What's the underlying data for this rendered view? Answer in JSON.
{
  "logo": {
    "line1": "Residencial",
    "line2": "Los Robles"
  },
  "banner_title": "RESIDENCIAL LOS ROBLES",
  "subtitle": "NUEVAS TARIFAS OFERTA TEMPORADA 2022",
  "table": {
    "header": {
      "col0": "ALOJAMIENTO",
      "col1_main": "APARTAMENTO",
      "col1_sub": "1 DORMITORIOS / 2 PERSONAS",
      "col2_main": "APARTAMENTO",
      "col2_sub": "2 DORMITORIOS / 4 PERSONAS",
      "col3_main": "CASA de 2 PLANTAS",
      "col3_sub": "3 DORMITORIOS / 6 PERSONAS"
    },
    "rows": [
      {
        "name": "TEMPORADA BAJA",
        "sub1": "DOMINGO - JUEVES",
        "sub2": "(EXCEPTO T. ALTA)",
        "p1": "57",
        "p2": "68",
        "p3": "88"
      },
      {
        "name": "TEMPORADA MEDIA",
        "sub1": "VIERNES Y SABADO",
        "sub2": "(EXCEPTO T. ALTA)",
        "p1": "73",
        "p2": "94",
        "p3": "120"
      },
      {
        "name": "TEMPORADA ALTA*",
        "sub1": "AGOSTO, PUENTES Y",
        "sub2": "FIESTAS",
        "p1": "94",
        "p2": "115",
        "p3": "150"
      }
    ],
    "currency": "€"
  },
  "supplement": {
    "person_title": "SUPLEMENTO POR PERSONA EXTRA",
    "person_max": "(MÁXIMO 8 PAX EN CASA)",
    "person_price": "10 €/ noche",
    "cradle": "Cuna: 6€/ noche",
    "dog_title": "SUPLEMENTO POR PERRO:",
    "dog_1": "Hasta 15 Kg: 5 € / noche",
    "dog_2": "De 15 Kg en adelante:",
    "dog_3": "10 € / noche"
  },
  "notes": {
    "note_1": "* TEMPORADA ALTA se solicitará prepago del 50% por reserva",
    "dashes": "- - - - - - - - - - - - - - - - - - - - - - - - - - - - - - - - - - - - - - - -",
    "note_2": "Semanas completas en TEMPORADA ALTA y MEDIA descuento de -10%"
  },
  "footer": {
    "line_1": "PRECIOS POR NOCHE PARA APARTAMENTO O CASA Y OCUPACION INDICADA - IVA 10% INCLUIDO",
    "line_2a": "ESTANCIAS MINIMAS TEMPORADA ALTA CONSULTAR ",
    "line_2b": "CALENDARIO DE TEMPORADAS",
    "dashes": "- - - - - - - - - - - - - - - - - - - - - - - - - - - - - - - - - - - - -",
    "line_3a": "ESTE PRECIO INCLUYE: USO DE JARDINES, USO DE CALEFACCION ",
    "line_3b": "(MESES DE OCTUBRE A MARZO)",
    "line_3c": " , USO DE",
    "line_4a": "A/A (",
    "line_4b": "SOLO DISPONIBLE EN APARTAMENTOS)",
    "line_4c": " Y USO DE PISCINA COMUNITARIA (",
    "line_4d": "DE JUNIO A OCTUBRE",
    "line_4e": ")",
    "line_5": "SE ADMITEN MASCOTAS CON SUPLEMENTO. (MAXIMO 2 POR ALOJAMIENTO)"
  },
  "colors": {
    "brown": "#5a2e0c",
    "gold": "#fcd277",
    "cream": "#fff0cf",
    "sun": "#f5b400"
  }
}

Aim: Where a line of the records above holds the word "CASA", copy that line.

Final result:
      "col3_main": "CASA de 2 PLANTAS",
    "person_max": "(MÁXIMO 8 PAX EN CASA)",
    "line_1": "PRECIOS POR NOCHE PARA APARTAMENTO O CASA Y OCUPACION INDICADA - IVA 10% INCLUIDO",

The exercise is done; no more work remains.